- DIRECTIONS FOR THIS TASK
Pick out every line holding the string "trồng" and copy it.

- SUPPLIED RECORDS
— Begin —

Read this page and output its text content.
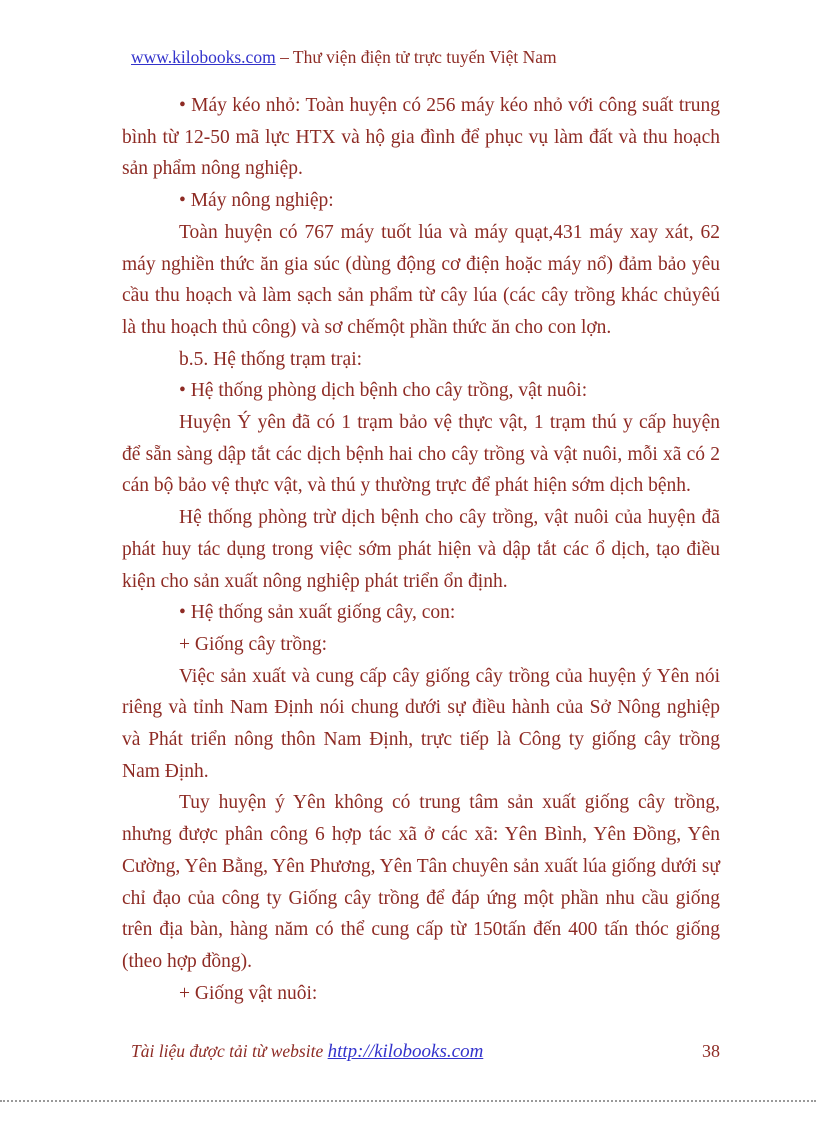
www.kilobooks.com – Thư viện điện tử trực tuyến Việt Nam

• Máy kéo nhỏ: Toàn huyện có 256 máy kéo nhỏ với công suất trung bình từ 12-50 mã lực HTX và hộ gia đình để phục vụ làm đất và thu hoạch sản phẩm nông nghiệp.

• Máy nông nghiệp:

Toàn huyện có 767 máy tuốt lúa và máy quạt,431 máy xay xát, 62 máy nghiền thức ăn gia súc (dùng động cơ điện hoặc máy nổ) đảm bảo yêu cầu thu hoạch và làm sạch sản phẩm từ cây lúa (các cây trồng khác chủyêú là thu hoạch thủ công) và sơ chếmột phần thức ăn cho con lợn.

b.5. Hệ thống trạm trại:

• Hệ thống phòng dịch bệnh cho cây trồng, vật nuôi:

Huyện Ý yên đã có 1 trạm bảo vệ thực vật, 1 trạm thú y cấp huyện để sẵn sàng dập tắt các dịch bệnh hai cho cây trồng và vật nuôi, mỗi xã có 2 cán bộ bảo vệ thực vật, và thú y thường trực để phát hiện sớm dịch bệnh.

Hệ thống phòng trừ dịch bệnh cho cây trồng, vật nuôi của huyện đã phát huy tác dụng trong việc sớm phát hiện và dập tắt các ổ dịch, tạo điều kiện cho sản xuất nông nghiệp phát triển ổn định.

• Hệ thống sản xuất giống cây, con:

+ Giống cây trồng:

Việc sản xuất và cung cấp cây giống cây trồng của huyện ý Yên nói riêng và tỉnh Nam Định nói chung dưới sự điều hành của Sở Nông nghiệp và Phát triển nông thôn Nam Định, trực tiếp là Công ty giống cây trồng Nam Định.

Tuy huyện ý Yên không có trung tâm sản xuất giống cây trồng, nhưng được phân công 6 hợp tác xã ở các xã: Yên Bình, Yên Đồng, Yên Cường, Yên Bằng, Yên Phương, Yên Tân chuyên sản xuất lúa giống dưới sự chỉ đạo của công ty Giống cây trồng để đáp ứng một phần nhu cầu giống trên địa bàn, hàng năm có thể cung cấp từ 150tấn đến 400 tấn thóc giống (theo hợp đồng).

+ Giống vật nuôi:

38
Tài liệu được tải từ website http://kilobooks.com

— End —

- RESPONSE
Toàn huyện có 767 máy tuốt lúa và máy quạt,431 máy xay xát, 62 máy nghiền thức ăn gia súc (dùng động cơ điện hoặc máy nổ) đảm bảo yêu cầu thu hoạch và làm sạch sản phẩm từ cây lúa (các cây trồng khác chủyêú là thu hoạch thủ công) và sơ chếmột phần thức ăn cho con lợn.
• Hệ thống phòng dịch bệnh cho cây trồng, vật nuôi:
Huyện Ý yên đã có 1 trạm bảo vệ thực vật, 1 trạm thú y cấp huyện để sẵn sàng dập tắt các dịch bệnh hai cho cây trồng và vật nuôi, mỗi xã có 2 cán bộ bảo vệ thực vật, và thú y thường trực để phát hiện sớm dịch bệnh.
Hệ thống phòng trừ dịch bệnh cho cây trồng, vật nuôi của huyện đã phát huy tác dụng trong việc sớm phát hiện và dập tắt các ổ dịch, tạo điều kiện cho sản xuất nông nghiệp phát triển ổn định.
+ Giống cây trồng:
Việc sản xuất và cung cấp cây giống cây trồng của huyện ý Yên nói riêng và tỉnh Nam Định nói chung dưới sự điều hành của Sở Nông nghiệp và Phát triển nông thôn Nam Định, trực tiếp là Công ty giống cây trồng Nam Định.
Tuy huyện ý Yên không có trung tâm sản xuất giống cây trồng, nhưng được phân công 6 hợp tác xã ở các xã: Yên Bình, Yên Đồng, Yên Cường, Yên Bằng, Yên Phương, Yên Tân chuyên sản xuất lúa giống dưới sự chỉ đạo của công ty Giống cây trồng để đáp ứng một phần nhu cầu giống trên địa bàn, hàng năm có thể cung cấp từ 150tấn đến 400 tấn thóc giống (theo hợp đồng).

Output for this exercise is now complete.